DIRECTIONS: Count, in the entries below, the lines in which "name" occurs. Give the number, nothing more.

(Dataset entries on figures)
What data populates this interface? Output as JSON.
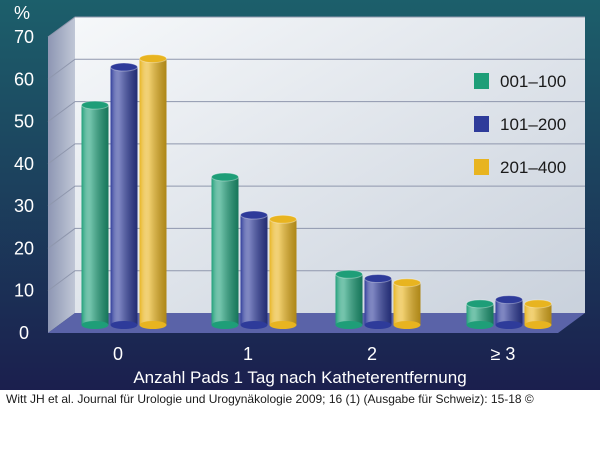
{
  "chart_data": {
    "type": "bar",
    "ylabel": "%",
    "xlabel": "Anzahl Pads 1 Tag nach Katheterentfernung",
    "categories": [
      "0",
      "1",
      "2",
      "≥ 3"
    ],
    "series": [
      {
        "name": "001–100",
        "values": [
          52,
          35,
          12,
          5
        ],
        "color": "#1e9e78"
      },
      {
        "name": "101–200",
        "values": [
          61,
          26,
          11,
          6
        ],
        "color": "#2e3b9a"
      },
      {
        "name": "201–400",
        "values": [
          63,
          25,
          10,
          5
        ],
        "color": "#e8b420"
      }
    ],
    "ylim": [
      0,
      70
    ],
    "yticks": [
      0,
      10,
      20,
      30,
      40,
      50,
      60,
      70
    ],
    "grid": true,
    "legend": "top-right",
    "colors": {
      "background_top": "#1c5f6b",
      "background_bottom": "#1b1f4e",
      "plot_wall": "#eef1f4",
      "floor": "#5a63a8"
    }
  },
  "credit": "Witt JH et al. Journal für Urologie und Urogynäkologie 2009; 16 (1) (Ausgabe für Schweiz): 15-18 ©"
}
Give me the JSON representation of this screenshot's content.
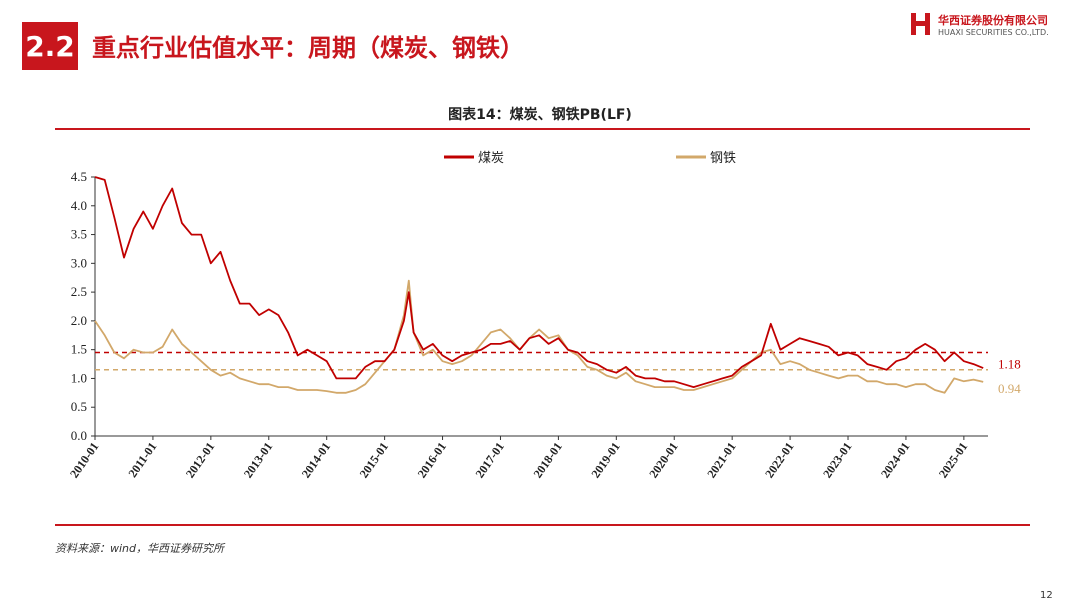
{
  "header": {
    "section_number": "2.2",
    "title": "重点行业估值水平：周期（煤炭、钢铁）",
    "logo_cn": "华西证券股份有限公司",
    "logo_en": "HUAXI SECURITIES CO.,LTD."
  },
  "footer": {
    "source": "资料来源：wind，华西证券研究所",
    "page_number": "12"
  },
  "colors": {
    "brand": "#c8161d",
    "coal": "#c00000",
    "steel": "#d2a86a"
  },
  "chart_data": {
    "type": "line",
    "title": "图表14：煤炭、钢铁PB(LF)",
    "legend_position": "top",
    "x_tick_labels": [
      "2010-01",
      "2011-01",
      "2012-01",
      "2013-01",
      "2014-01",
      "2015-01",
      "2016-01",
      "2017-01",
      "2018-01",
      "2019-01",
      "2020-01",
      "2021-01",
      "2022-01",
      "2023-01",
      "2024-01",
      "2025-01"
    ],
    "y_tick_labels": [
      "0.0",
      "0.5",
      "1.0",
      "1.5",
      "2.0",
      "2.5",
      "3.0",
      "3.5",
      "4.0",
      "4.5"
    ],
    "xlim": [
      "2010-01",
      "2025-06"
    ],
    "ylim": [
      0,
      4.5
    ],
    "grid": false,
    "series": [
      {
        "name": "煤炭",
        "color": "#c00000",
        "end_label": "1.18",
        "reference_line": 1.45,
        "points": [
          [
            "2010-01",
            4.5
          ],
          [
            "2010-03",
            4.45
          ],
          [
            "2010-05",
            3.8
          ],
          [
            "2010-07",
            3.1
          ],
          [
            "2010-09",
            3.6
          ],
          [
            "2010-11",
            3.9
          ],
          [
            "2011-01",
            3.6
          ],
          [
            "2011-03",
            4.0
          ],
          [
            "2011-05",
            4.3
          ],
          [
            "2011-07",
            3.7
          ],
          [
            "2011-09",
            3.5
          ],
          [
            "2011-11",
            3.5
          ],
          [
            "2012-01",
            3.0
          ],
          [
            "2012-03",
            3.2
          ],
          [
            "2012-05",
            2.7
          ],
          [
            "2012-07",
            2.3
          ],
          [
            "2012-09",
            2.3
          ],
          [
            "2012-11",
            2.1
          ],
          [
            "2013-01",
            2.2
          ],
          [
            "2013-03",
            2.1
          ],
          [
            "2013-05",
            1.8
          ],
          [
            "2013-07",
            1.4
          ],
          [
            "2013-09",
            1.5
          ],
          [
            "2013-11",
            1.4
          ],
          [
            "2014-01",
            1.3
          ],
          [
            "2014-03",
            1.0
          ],
          [
            "2014-05",
            1.0
          ],
          [
            "2014-07",
            1.0
          ],
          [
            "2014-09",
            1.2
          ],
          [
            "2014-11",
            1.3
          ],
          [
            "2015-01",
            1.3
          ],
          [
            "2015-03",
            1.5
          ],
          [
            "2015-05",
            2.0
          ],
          [
            "2015-06",
            2.5
          ],
          [
            "2015-07",
            1.8
          ],
          [
            "2015-09",
            1.5
          ],
          [
            "2015-11",
            1.6
          ],
          [
            "2016-01",
            1.4
          ],
          [
            "2016-03",
            1.3
          ],
          [
            "2016-05",
            1.4
          ],
          [
            "2016-07",
            1.45
          ],
          [
            "2016-09",
            1.5
          ],
          [
            "2016-11",
            1.6
          ],
          [
            "2017-01",
            1.6
          ],
          [
            "2017-03",
            1.65
          ],
          [
            "2017-05",
            1.5
          ],
          [
            "2017-07",
            1.7
          ],
          [
            "2017-09",
            1.75
          ],
          [
            "2017-11",
            1.6
          ],
          [
            "2018-01",
            1.7
          ],
          [
            "2018-03",
            1.5
          ],
          [
            "2018-05",
            1.45
          ],
          [
            "2018-07",
            1.3
          ],
          [
            "2018-09",
            1.25
          ],
          [
            "2018-11",
            1.15
          ],
          [
            "2019-01",
            1.1
          ],
          [
            "2019-03",
            1.2
          ],
          [
            "2019-05",
            1.05
          ],
          [
            "2019-07",
            1.0
          ],
          [
            "2019-09",
            1.0
          ],
          [
            "2019-11",
            0.95
          ],
          [
            "2020-01",
            0.95
          ],
          [
            "2020-03",
            0.9
          ],
          [
            "2020-05",
            0.85
          ],
          [
            "2020-07",
            0.9
          ],
          [
            "2020-09",
            0.95
          ],
          [
            "2020-11",
            1.0
          ],
          [
            "2021-01",
            1.05
          ],
          [
            "2021-03",
            1.2
          ],
          [
            "2021-05",
            1.3
          ],
          [
            "2021-07",
            1.4
          ],
          [
            "2021-09",
            1.95
          ],
          [
            "2021-11",
            1.5
          ],
          [
            "2022-01",
            1.6
          ],
          [
            "2022-03",
            1.7
          ],
          [
            "2022-05",
            1.65
          ],
          [
            "2022-07",
            1.6
          ],
          [
            "2022-09",
            1.55
          ],
          [
            "2022-11",
            1.4
          ],
          [
            "2023-01",
            1.45
          ],
          [
            "2023-03",
            1.4
          ],
          [
            "2023-05",
            1.25
          ],
          [
            "2023-07",
            1.2
          ],
          [
            "2023-09",
            1.15
          ],
          [
            "2023-11",
            1.3
          ],
          [
            "2024-01",
            1.35
          ],
          [
            "2024-03",
            1.5
          ],
          [
            "2024-05",
            1.6
          ],
          [
            "2024-07",
            1.5
          ],
          [
            "2024-09",
            1.3
          ],
          [
            "2024-11",
            1.45
          ],
          [
            "2025-01",
            1.3
          ],
          [
            "2025-03",
            1.25
          ],
          [
            "2025-05",
            1.18
          ]
        ]
      },
      {
        "name": "钢铁",
        "color": "#d2a86a",
        "end_label": "0.94",
        "reference_line": 1.15,
        "points": [
          [
            "2010-01",
            2.0
          ],
          [
            "2010-03",
            1.75
          ],
          [
            "2010-05",
            1.45
          ],
          [
            "2010-07",
            1.35
          ],
          [
            "2010-09",
            1.5
          ],
          [
            "2010-11",
            1.45
          ],
          [
            "2011-01",
            1.45
          ],
          [
            "2011-03",
            1.55
          ],
          [
            "2011-05",
            1.85
          ],
          [
            "2011-07",
            1.6
          ],
          [
            "2011-09",
            1.45
          ],
          [
            "2011-11",
            1.3
          ],
          [
            "2012-01",
            1.15
          ],
          [
            "2012-03",
            1.05
          ],
          [
            "2012-05",
            1.1
          ],
          [
            "2012-07",
            1.0
          ],
          [
            "2012-09",
            0.95
          ],
          [
            "2012-11",
            0.9
          ],
          [
            "2013-01",
            0.9
          ],
          [
            "2013-03",
            0.85
          ],
          [
            "2013-05",
            0.85
          ],
          [
            "2013-07",
            0.8
          ],
          [
            "2013-09",
            0.8
          ],
          [
            "2013-11",
            0.8
          ],
          [
            "2014-01",
            0.78
          ],
          [
            "2014-03",
            0.75
          ],
          [
            "2014-05",
            0.75
          ],
          [
            "2014-07",
            0.8
          ],
          [
            "2014-09",
            0.9
          ],
          [
            "2014-11",
            1.1
          ],
          [
            "2015-01",
            1.3
          ],
          [
            "2015-03",
            1.5
          ],
          [
            "2015-05",
            2.1
          ],
          [
            "2015-06",
            2.7
          ],
          [
            "2015-07",
            1.8
          ],
          [
            "2015-09",
            1.4
          ],
          [
            "2015-11",
            1.5
          ],
          [
            "2016-01",
            1.3
          ],
          [
            "2016-03",
            1.25
          ],
          [
            "2016-05",
            1.3
          ],
          [
            "2016-07",
            1.4
          ],
          [
            "2016-09",
            1.6
          ],
          [
            "2016-11",
            1.8
          ],
          [
            "2017-01",
            1.85
          ],
          [
            "2017-03",
            1.7
          ],
          [
            "2017-05",
            1.5
          ],
          [
            "2017-07",
            1.7
          ],
          [
            "2017-09",
            1.85
          ],
          [
            "2017-11",
            1.7
          ],
          [
            "2018-01",
            1.75
          ],
          [
            "2018-03",
            1.5
          ],
          [
            "2018-05",
            1.4
          ],
          [
            "2018-07",
            1.2
          ],
          [
            "2018-09",
            1.15
          ],
          [
            "2018-11",
            1.05
          ],
          [
            "2019-01",
            1.0
          ],
          [
            "2019-03",
            1.1
          ],
          [
            "2019-05",
            0.95
          ],
          [
            "2019-07",
            0.9
          ],
          [
            "2019-09",
            0.85
          ],
          [
            "2019-11",
            0.85
          ],
          [
            "2020-01",
            0.85
          ],
          [
            "2020-03",
            0.8
          ],
          [
            "2020-05",
            0.8
          ],
          [
            "2020-07",
            0.85
          ],
          [
            "2020-09",
            0.9
          ],
          [
            "2020-11",
            0.95
          ],
          [
            "2021-01",
            1.0
          ],
          [
            "2021-03",
            1.15
          ],
          [
            "2021-05",
            1.3
          ],
          [
            "2021-07",
            1.45
          ],
          [
            "2021-09",
            1.5
          ],
          [
            "2021-11",
            1.25
          ],
          [
            "2022-01",
            1.3
          ],
          [
            "2022-03",
            1.25
          ],
          [
            "2022-05",
            1.15
          ],
          [
            "2022-07",
            1.1
          ],
          [
            "2022-09",
            1.05
          ],
          [
            "2022-11",
            1.0
          ],
          [
            "2023-01",
            1.05
          ],
          [
            "2023-03",
            1.05
          ],
          [
            "2023-05",
            0.95
          ],
          [
            "2023-07",
            0.95
          ],
          [
            "2023-09",
            0.9
          ],
          [
            "2023-11",
            0.9
          ],
          [
            "2024-01",
            0.85
          ],
          [
            "2024-03",
            0.9
          ],
          [
            "2024-05",
            0.9
          ],
          [
            "2024-07",
            0.8
          ],
          [
            "2024-09",
            0.75
          ],
          [
            "2024-11",
            1.0
          ],
          [
            "2025-01",
            0.95
          ],
          [
            "2025-03",
            0.98
          ],
          [
            "2025-05",
            0.94
          ]
        ]
      }
    ]
  }
}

REPLY TO THE TASK: 5